(DESCRIPTION OF THE TASK) Return the records that follow, matching each one exactly.

[Dataset listings of figures]

--------------------------------------------------

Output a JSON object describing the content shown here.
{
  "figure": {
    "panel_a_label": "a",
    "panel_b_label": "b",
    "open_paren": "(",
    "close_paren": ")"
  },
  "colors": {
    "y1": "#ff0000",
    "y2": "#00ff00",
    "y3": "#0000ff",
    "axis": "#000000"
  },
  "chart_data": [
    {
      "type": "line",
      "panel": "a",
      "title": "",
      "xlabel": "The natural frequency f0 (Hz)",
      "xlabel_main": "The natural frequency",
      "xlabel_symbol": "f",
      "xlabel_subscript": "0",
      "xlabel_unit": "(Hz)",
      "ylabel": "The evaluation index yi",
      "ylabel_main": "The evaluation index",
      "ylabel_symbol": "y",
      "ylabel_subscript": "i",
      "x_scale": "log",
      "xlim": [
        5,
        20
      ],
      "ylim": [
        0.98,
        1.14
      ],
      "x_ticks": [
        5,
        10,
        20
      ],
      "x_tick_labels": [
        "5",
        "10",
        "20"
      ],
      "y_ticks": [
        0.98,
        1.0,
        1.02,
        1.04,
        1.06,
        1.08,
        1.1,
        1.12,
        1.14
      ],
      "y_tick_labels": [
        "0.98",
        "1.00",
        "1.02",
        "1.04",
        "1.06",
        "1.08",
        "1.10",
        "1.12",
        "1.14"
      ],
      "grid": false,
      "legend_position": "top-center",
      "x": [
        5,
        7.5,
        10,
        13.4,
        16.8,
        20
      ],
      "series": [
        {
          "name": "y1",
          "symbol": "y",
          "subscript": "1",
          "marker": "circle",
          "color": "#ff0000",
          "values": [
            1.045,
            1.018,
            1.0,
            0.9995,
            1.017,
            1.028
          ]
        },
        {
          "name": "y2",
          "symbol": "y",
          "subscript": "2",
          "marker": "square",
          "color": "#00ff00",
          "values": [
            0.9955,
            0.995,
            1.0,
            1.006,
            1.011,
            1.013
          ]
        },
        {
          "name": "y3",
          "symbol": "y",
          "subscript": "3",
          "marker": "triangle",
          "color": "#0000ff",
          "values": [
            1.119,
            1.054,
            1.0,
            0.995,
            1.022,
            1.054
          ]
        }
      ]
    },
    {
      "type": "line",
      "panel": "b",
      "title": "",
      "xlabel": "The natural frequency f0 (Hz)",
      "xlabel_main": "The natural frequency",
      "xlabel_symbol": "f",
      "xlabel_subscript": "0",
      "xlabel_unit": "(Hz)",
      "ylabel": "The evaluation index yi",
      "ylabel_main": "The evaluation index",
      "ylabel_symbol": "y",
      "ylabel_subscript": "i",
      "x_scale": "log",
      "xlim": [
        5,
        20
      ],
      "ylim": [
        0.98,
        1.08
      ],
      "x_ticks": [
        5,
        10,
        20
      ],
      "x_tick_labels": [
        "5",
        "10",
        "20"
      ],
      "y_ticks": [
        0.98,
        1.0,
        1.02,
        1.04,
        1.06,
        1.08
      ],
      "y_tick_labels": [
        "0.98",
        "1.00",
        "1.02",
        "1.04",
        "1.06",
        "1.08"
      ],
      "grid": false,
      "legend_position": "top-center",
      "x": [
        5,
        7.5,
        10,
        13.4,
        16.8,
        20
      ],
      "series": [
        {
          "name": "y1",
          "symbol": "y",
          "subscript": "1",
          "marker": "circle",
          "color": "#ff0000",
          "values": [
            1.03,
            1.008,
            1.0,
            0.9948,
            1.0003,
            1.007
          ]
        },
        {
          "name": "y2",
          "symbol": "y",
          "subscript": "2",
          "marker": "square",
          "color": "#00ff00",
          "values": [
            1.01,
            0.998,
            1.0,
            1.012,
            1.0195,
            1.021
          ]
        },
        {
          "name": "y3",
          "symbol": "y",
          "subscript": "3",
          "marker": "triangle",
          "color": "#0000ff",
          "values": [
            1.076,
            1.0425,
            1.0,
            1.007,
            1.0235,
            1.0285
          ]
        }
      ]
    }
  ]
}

--------------------------------------------------

(RESPONSE)
Output a JSON object describing the content shown here.
{
  "figure": {
    "panel_a_label": "a",
    "panel_b_label": "b",
    "open_paren": "(",
    "close_paren": ")"
  },
  "colors": {
    "y1": "#ff0000",
    "y2": "#00ff00",
    "y3": "#0000ff",
    "axis": "#000000"
  },
  "chart_data": [
    {
      "type": "line",
      "panel": "a",
      "title": "",
      "xlabel": "The natural frequency f0 (Hz)",
      "xlabel_main": "The natural frequency",
      "xlabel_symbol": "f",
      "xlabel_subscript": "0",
      "xlabel_unit": "(Hz)",
      "ylabel": "The evaluation index yi",
      "ylabel_main": "The evaluation index",
      "ylabel_symbol": "y",
      "ylabel_subscript": "i",
      "x_scale": "log",
      "xlim": [
        5,
        20
      ],
      "ylim": [
        0.98,
        1.14
      ],
      "x_ticks": [
        5,
        10,
        20
      ],
      "x_tick_labels": [
        "5",
        "10",
        "20"
      ],
      "y_ticks": [
        0.98,
        1.0,
        1.02,
        1.04,
        1.06,
        1.08,
        1.1,
        1.12,
        1.14
      ],
      "y_tick_labels": [
        "0.98",
        "1.00",
        "1.02",
        "1.04",
        "1.06",
        "1.08",
        "1.10",
        "1.12",
        "1.14"
      ],
      "grid": false,
      "legend_position": "top-center",
      "x": [
        5,
        7.5,
        10,
        13.4,
        16.8,
        20
      ],
      "series": [
        {
          "name": "y1",
          "symbol": "y",
          "subscript": "1",
          "marker": "circle",
          "color": "#ff0000",
          "values": [
            1.045,
            1.018,
            1.0,
            0.9995,
            1.017,
            1.028
          ]
        },
        {
          "name": "y2",
          "symbol": "y",
          "subscript": "2",
          "marker": "square",
          "color": "#00ff00",
          "values": [
            0.9955,
            0.995,
            1.0,
            1.006,
            1.011,
            1.013
          ]
        },
        {
          "name": "y3",
          "symbol": "y",
          "subscript": "3",
          "marker": "triangle",
          "color": "#0000ff",
          "values": [
            1.119,
            1.054,
            1.0,
            0.995,
            1.022,
            1.054
          ]
        }
      ]
    },
    {
      "type": "line",
      "panel": "b",
      "title": "",
      "xlabel": "The natural frequency f0 (Hz)",
      "xlabel_main": "The natural frequency",
      "xlabel_symbol": "f",
      "xlabel_subscript": "0",
      "xlabel_unit": "(Hz)",
      "ylabel": "The evaluation index yi",
      "ylabel_main": "The evaluation index",
      "ylabel_symbol": "y",
      "ylabel_subscript": "i",
      "x_scale": "log",
      "xlim": [
        5,
        20
      ],
      "ylim": [
        0.98,
        1.08
      ],
      "x_ticks": [
        5,
        10,
        20
      ],
      "x_tick_labels": [
        "5",
        "10",
        "20"
      ],
      "y_ticks": [
        0.98,
        1.0,
        1.02,
        1.04,
        1.06,
        1.08
      ],
      "y_tick_labels": [
        "0.98",
        "1.00",
        "1.02",
        "1.04",
        "1.06",
        "1.08"
      ],
      "grid": false,
      "legend_position": "top-center",
      "x": [
        5,
        7.5,
        10,
        13.4,
        16.8,
        20
      ],
      "series": [
        {
          "name": "y1",
          "symbol": "y",
          "subscript": "1",
          "marker": "circle",
          "color": "#ff0000",
          "values": [
            1.03,
            1.008,
            1.0,
            0.9948,
            1.0003,
            1.007
          ]
        },
        {
          "name": "y2",
          "symbol": "y",
          "subscript": "2",
          "marker": "square",
          "color": "#00ff00",
          "values": [
            1.01,
            0.998,
            1.0,
            1.012,
            1.0195,
            1.021
          ]
        },
        {
          "name": "y3",
          "symbol": "y",
          "subscript": "3",
          "marker": "triangle",
          "color": "#0000ff",
          "values": [
            1.076,
            1.0425,
            1.0,
            1.007,
            1.0235,
            1.0285
          ]
        }
      ]
    }
  ]
}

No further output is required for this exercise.